##### MATERIALS PROVIDED #####

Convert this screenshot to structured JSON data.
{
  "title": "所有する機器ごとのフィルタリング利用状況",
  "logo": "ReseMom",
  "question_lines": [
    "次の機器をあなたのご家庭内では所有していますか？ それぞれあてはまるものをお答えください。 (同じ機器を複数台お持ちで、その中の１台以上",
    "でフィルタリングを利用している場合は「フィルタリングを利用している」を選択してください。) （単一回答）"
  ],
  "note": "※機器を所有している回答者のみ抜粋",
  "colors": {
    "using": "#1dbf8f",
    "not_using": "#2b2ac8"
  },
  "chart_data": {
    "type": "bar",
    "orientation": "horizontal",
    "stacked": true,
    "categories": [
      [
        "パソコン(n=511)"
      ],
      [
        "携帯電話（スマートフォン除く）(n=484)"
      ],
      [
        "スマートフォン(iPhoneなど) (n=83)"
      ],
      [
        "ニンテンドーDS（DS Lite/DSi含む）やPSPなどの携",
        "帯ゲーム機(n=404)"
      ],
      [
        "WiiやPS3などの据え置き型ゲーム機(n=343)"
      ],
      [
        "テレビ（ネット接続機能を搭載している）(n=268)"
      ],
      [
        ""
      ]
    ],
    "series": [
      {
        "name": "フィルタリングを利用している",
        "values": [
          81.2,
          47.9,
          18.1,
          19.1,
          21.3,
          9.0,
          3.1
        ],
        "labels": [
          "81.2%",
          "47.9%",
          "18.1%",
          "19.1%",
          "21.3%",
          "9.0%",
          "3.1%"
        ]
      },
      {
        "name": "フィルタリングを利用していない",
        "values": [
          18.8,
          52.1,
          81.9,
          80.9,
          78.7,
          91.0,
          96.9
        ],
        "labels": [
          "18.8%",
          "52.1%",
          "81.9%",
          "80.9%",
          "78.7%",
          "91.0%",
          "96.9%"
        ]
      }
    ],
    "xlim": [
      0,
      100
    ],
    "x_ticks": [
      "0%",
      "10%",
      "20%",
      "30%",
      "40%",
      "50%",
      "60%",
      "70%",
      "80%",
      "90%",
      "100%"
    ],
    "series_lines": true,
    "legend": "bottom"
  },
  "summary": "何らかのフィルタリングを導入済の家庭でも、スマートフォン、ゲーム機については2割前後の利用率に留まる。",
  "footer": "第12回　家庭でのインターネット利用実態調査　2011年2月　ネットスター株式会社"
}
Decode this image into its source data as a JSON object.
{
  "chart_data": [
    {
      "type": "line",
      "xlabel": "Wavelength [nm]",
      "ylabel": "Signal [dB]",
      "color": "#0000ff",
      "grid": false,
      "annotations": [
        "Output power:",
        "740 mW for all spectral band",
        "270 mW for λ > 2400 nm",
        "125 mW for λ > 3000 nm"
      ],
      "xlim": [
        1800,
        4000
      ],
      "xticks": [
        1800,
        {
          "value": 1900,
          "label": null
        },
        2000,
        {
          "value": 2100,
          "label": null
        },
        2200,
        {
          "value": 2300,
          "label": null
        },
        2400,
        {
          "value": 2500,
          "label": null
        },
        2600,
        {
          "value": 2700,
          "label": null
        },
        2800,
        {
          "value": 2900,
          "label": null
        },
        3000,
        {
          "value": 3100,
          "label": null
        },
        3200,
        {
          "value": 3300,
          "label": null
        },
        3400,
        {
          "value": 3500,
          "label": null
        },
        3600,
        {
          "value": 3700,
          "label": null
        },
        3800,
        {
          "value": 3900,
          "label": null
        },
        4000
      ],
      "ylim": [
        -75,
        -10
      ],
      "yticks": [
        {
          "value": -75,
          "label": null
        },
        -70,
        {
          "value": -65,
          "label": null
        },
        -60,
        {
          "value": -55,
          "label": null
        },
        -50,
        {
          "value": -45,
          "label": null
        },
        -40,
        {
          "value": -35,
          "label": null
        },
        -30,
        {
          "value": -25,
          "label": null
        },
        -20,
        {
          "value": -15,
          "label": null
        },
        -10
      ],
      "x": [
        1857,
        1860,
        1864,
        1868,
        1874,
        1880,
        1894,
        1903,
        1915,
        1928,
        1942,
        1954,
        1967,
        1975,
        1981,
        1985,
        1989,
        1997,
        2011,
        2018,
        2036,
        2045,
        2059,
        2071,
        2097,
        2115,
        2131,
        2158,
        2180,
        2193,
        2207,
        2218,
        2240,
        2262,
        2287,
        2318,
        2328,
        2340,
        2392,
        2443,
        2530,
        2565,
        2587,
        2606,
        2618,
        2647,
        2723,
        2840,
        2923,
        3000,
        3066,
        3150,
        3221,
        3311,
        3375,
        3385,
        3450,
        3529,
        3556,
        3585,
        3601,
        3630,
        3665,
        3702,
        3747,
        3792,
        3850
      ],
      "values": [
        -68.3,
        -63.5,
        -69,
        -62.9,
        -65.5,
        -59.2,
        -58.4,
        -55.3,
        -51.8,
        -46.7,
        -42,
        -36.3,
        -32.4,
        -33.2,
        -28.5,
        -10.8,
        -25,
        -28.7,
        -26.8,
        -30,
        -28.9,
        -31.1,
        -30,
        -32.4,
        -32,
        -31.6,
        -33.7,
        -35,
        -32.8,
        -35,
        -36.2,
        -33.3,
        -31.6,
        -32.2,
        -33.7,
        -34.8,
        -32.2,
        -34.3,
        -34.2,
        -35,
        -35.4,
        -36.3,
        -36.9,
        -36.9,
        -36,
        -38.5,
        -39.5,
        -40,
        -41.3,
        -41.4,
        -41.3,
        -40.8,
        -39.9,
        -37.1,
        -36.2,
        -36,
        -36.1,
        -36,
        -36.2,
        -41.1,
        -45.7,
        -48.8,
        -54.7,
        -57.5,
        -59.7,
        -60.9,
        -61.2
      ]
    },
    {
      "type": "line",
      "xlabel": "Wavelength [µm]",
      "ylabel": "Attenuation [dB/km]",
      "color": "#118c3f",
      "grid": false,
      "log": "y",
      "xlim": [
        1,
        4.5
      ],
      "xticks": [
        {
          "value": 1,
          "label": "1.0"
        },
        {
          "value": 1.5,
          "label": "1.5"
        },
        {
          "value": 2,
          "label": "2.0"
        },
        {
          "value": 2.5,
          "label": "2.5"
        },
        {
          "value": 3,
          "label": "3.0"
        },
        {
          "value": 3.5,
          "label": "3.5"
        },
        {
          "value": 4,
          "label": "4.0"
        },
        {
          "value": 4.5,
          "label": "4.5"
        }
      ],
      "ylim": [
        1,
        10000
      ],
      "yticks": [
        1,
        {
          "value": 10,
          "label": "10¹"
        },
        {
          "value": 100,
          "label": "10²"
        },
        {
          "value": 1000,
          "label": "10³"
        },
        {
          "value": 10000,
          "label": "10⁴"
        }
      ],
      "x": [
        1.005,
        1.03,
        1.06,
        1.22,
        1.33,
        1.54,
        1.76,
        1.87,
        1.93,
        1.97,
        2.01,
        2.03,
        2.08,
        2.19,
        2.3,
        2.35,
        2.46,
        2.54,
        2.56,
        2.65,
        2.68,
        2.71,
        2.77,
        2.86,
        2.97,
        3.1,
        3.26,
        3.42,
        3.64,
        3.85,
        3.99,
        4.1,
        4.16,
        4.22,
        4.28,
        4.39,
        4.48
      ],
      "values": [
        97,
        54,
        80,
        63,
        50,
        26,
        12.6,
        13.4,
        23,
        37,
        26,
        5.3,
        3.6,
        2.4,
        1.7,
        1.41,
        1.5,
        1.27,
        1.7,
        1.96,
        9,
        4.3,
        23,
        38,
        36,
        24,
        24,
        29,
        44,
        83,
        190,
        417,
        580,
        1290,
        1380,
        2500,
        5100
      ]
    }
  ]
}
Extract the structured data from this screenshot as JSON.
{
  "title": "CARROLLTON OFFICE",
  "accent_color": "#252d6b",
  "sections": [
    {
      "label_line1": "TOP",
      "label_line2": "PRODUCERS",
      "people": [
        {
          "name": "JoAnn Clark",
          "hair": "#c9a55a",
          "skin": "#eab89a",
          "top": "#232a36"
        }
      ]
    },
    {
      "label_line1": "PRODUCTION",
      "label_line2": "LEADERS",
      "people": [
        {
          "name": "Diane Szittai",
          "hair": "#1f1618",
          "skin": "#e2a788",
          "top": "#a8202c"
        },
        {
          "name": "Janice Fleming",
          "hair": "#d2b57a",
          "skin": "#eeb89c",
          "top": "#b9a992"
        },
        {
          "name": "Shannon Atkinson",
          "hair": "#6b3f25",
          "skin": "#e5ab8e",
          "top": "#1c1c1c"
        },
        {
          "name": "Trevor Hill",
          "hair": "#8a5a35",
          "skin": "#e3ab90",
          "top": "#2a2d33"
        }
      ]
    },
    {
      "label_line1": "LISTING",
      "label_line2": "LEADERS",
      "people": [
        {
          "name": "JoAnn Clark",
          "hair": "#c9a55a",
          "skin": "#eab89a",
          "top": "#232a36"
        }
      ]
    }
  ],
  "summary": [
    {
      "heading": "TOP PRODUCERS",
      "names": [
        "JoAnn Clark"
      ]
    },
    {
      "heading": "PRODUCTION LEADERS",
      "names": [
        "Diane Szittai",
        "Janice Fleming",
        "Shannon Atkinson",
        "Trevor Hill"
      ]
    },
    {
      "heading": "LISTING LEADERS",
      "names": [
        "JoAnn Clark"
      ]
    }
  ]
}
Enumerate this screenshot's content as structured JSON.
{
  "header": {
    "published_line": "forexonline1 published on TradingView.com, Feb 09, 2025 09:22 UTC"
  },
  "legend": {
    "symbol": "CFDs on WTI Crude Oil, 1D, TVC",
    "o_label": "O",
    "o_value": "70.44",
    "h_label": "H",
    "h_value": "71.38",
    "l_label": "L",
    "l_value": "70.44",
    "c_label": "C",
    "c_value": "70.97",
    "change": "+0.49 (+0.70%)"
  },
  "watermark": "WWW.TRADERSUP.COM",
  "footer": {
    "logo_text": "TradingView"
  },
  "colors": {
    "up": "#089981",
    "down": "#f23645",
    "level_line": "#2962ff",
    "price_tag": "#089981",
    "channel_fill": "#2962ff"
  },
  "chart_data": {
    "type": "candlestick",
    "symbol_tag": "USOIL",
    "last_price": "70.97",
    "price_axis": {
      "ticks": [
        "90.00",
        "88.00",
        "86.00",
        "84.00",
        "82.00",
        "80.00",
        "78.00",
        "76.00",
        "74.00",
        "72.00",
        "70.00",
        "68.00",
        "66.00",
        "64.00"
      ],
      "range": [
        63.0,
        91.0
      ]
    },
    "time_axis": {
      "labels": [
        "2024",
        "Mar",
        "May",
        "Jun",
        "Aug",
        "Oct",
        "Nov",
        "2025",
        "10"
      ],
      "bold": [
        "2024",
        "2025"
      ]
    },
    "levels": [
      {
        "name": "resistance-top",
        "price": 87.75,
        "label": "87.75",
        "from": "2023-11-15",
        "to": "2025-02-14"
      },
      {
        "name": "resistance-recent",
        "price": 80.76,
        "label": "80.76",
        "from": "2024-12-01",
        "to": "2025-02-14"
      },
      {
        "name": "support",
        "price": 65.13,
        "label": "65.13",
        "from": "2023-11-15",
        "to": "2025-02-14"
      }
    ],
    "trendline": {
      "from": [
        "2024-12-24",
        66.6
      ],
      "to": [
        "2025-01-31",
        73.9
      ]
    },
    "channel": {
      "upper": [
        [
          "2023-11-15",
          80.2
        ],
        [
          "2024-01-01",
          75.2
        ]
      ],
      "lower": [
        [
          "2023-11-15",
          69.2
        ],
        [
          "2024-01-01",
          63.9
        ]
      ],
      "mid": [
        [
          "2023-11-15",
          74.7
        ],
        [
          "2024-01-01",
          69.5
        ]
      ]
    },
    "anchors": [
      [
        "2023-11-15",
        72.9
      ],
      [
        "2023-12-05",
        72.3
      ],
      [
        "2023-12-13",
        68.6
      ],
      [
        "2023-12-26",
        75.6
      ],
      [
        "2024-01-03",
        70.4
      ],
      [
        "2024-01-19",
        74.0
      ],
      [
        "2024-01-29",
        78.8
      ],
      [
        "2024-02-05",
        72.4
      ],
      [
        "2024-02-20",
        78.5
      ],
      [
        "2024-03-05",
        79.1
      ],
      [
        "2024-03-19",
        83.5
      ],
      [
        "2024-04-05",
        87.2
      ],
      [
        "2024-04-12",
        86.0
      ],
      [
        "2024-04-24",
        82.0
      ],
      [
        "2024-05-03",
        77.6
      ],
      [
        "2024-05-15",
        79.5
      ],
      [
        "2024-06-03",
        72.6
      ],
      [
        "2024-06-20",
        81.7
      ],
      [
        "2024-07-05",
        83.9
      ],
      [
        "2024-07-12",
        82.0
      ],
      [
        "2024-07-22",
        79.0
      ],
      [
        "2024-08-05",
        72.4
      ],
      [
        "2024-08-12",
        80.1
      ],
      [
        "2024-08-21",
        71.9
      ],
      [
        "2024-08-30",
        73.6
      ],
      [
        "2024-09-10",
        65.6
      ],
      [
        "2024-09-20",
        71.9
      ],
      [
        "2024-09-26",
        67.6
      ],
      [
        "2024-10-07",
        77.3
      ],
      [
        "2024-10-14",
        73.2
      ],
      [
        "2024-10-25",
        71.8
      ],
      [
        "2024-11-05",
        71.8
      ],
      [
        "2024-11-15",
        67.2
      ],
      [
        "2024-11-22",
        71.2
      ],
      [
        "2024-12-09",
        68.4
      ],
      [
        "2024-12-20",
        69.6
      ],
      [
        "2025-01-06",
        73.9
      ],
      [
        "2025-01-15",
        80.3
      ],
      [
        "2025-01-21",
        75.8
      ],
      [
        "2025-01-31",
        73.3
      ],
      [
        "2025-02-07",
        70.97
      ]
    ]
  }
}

#####

TASK DESCRIPTION
Find and copy each line above that includes the string "Wavelength".

ANSWER TO THIS EXERCISE
      "xlabel": "Wavelength [nm]",
      "xlabel": "Wavelength [µm]",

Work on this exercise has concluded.